Task | In the material below, find all lines with the string "Namen" and copy them.

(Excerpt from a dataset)
begin

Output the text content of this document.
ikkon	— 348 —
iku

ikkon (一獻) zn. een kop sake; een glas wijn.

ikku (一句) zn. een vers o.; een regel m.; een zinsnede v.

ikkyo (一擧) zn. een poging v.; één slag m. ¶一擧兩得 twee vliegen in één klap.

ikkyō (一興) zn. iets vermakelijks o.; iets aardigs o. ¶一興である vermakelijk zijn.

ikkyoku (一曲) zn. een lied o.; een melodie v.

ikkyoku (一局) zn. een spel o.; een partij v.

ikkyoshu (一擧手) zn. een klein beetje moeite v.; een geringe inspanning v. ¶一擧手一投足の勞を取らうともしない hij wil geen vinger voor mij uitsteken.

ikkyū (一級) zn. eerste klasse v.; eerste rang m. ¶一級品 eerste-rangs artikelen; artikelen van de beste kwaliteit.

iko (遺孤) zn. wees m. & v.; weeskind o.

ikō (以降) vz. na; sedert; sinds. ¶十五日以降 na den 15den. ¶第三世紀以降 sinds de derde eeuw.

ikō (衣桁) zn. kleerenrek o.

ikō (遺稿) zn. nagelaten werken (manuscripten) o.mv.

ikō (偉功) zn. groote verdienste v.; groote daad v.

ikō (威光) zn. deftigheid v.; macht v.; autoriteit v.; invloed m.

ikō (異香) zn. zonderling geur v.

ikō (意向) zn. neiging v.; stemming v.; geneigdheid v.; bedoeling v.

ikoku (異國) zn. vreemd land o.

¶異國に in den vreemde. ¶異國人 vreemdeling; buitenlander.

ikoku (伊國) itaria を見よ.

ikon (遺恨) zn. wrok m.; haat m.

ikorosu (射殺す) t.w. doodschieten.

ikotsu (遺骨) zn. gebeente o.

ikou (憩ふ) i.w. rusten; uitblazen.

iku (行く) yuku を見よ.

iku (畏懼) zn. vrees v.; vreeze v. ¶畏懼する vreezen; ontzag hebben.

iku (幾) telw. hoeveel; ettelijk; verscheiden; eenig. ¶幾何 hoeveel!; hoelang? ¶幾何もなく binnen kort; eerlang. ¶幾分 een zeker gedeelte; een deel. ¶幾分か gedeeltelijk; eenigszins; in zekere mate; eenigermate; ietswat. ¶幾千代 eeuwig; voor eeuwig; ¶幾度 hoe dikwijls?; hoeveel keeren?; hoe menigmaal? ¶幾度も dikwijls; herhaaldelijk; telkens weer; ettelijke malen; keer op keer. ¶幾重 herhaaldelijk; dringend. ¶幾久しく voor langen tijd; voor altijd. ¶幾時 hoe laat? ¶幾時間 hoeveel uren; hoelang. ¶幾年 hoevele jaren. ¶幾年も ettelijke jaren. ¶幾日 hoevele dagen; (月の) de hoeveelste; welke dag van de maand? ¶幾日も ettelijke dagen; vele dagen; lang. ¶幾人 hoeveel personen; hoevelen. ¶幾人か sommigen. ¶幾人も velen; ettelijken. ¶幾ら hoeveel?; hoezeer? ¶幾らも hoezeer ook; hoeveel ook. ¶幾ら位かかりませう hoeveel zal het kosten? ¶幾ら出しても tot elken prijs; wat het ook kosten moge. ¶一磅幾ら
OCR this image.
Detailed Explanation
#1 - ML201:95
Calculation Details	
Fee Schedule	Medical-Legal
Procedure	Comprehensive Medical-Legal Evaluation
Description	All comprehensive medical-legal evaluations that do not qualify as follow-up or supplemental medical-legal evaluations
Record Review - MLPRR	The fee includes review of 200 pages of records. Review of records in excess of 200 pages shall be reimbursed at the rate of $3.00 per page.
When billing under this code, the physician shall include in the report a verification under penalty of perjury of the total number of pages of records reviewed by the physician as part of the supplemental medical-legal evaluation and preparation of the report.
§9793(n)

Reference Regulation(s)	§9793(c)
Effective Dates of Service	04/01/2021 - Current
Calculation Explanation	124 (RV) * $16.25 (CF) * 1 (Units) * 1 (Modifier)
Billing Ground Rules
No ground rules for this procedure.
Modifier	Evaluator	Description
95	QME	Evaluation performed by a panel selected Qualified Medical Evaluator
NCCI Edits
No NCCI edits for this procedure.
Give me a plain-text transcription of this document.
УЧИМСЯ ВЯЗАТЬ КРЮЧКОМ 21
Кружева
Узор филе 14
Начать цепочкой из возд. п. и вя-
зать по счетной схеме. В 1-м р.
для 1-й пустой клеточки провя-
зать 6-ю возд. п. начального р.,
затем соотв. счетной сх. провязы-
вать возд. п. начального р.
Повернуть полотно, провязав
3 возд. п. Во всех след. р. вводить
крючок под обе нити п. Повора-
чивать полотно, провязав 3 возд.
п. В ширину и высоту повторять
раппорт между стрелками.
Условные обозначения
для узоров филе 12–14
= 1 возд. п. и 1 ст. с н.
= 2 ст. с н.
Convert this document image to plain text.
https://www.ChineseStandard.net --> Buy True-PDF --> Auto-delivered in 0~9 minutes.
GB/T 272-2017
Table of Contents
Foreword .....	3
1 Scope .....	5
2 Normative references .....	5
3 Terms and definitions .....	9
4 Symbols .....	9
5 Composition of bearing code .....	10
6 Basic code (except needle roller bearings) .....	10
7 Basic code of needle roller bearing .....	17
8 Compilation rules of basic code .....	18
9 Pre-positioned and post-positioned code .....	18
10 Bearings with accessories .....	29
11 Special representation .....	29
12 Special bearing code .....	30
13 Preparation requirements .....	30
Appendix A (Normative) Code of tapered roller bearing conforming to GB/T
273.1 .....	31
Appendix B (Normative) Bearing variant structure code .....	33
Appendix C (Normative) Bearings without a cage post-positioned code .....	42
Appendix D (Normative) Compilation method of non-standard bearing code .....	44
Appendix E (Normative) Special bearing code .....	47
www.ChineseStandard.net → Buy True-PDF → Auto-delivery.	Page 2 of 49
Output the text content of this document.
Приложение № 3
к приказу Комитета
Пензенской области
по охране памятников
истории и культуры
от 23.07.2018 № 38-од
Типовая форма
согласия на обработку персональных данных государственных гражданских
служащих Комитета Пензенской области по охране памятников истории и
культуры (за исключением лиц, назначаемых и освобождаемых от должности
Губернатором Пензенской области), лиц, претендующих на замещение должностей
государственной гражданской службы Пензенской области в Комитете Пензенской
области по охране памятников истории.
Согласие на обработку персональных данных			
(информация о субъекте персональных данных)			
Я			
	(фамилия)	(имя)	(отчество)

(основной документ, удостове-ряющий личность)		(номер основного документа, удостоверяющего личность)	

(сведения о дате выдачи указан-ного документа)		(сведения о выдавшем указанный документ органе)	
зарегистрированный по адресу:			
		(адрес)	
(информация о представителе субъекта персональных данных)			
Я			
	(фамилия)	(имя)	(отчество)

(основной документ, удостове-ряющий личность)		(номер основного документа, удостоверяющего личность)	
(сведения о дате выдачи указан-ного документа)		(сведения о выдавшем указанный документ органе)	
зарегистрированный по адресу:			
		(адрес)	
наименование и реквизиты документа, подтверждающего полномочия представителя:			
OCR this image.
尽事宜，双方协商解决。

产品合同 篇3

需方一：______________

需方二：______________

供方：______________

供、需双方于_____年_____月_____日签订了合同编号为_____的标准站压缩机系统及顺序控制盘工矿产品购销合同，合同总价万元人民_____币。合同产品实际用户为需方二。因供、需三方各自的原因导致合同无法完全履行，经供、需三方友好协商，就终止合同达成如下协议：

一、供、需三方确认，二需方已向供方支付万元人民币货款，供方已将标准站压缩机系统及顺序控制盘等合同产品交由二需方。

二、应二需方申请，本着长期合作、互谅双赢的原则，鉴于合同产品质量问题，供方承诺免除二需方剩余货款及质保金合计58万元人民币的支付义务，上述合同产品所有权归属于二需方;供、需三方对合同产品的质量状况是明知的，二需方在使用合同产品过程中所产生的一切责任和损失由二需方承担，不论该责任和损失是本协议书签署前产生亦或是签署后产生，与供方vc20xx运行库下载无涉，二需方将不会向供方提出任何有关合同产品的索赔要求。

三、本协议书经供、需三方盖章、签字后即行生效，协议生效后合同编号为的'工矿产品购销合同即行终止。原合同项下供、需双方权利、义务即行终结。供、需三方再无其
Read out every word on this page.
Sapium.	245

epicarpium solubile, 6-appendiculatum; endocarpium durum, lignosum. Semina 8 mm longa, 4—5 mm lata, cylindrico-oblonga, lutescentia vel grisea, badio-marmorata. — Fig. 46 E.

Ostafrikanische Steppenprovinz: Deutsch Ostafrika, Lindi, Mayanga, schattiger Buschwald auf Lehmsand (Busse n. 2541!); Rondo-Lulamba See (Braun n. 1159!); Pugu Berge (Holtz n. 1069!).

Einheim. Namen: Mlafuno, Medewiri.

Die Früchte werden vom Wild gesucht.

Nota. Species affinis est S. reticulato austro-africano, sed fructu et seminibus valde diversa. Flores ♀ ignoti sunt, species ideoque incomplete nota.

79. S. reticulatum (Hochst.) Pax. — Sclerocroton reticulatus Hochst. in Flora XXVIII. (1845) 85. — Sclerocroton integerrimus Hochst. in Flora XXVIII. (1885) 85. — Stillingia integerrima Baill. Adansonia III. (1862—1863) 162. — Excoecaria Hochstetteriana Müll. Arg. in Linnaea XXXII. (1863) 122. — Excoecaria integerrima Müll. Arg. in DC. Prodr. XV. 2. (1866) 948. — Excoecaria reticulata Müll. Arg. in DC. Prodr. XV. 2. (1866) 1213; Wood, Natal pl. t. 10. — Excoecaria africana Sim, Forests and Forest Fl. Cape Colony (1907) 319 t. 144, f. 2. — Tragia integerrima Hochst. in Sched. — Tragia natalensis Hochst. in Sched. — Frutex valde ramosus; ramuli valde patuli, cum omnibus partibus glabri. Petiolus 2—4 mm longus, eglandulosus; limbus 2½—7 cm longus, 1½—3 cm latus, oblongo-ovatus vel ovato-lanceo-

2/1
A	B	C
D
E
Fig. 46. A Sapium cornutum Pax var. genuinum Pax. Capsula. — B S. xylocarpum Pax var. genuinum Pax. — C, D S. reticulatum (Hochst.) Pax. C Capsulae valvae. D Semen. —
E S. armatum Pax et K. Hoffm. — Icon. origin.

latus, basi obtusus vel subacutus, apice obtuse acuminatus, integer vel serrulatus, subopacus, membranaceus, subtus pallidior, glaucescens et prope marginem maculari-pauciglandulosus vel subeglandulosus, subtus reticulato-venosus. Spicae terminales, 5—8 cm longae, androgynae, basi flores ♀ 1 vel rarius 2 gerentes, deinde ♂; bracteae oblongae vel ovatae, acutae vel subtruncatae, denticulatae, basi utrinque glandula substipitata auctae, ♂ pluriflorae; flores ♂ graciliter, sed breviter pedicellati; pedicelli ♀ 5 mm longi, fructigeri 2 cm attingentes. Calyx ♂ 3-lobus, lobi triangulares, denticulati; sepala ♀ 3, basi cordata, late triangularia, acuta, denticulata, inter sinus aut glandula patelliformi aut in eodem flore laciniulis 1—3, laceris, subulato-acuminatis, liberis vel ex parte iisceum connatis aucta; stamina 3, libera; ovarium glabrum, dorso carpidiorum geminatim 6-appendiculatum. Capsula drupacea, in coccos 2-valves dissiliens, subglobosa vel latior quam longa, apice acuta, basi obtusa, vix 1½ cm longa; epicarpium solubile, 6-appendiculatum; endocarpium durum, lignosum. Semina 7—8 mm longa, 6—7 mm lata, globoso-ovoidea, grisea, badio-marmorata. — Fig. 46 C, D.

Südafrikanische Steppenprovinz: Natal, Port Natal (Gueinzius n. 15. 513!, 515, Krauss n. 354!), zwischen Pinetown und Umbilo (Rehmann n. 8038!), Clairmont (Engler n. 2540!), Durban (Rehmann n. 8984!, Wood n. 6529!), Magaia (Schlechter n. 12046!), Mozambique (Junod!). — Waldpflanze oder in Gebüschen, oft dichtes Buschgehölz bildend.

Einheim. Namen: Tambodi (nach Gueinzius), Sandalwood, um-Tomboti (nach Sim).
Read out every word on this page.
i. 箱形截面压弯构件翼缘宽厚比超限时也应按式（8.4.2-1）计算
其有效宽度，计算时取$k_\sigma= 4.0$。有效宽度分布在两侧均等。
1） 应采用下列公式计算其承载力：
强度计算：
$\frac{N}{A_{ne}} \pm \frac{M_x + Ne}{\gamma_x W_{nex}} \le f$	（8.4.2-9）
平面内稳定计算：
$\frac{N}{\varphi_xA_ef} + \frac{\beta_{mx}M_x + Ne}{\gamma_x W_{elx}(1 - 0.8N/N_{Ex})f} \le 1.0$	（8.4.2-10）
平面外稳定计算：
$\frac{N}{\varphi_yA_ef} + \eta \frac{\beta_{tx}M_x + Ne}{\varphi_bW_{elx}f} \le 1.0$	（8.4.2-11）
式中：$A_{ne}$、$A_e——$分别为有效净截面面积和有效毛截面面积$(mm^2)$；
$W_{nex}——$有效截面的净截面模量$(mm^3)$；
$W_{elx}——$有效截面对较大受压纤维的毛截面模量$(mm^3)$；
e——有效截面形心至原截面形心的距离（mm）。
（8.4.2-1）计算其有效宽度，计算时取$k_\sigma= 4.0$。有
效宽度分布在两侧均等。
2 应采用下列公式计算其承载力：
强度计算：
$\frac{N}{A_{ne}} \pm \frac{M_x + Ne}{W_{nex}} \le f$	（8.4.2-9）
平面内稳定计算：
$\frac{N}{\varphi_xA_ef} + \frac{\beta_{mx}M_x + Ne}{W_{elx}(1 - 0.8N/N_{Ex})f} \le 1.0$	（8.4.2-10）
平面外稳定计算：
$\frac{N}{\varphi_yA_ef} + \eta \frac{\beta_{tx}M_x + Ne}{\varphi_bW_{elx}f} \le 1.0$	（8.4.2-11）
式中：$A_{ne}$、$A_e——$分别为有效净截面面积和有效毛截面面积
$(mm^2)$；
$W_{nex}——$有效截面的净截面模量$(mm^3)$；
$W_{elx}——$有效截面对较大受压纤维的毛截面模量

end

Final answer |
Einheim. Namen: Mlafuno, Medewiri.
Einheim. Namen: Tambodi (nach Gueinzius), Sandalwood, um-Tomboti (nach Sim).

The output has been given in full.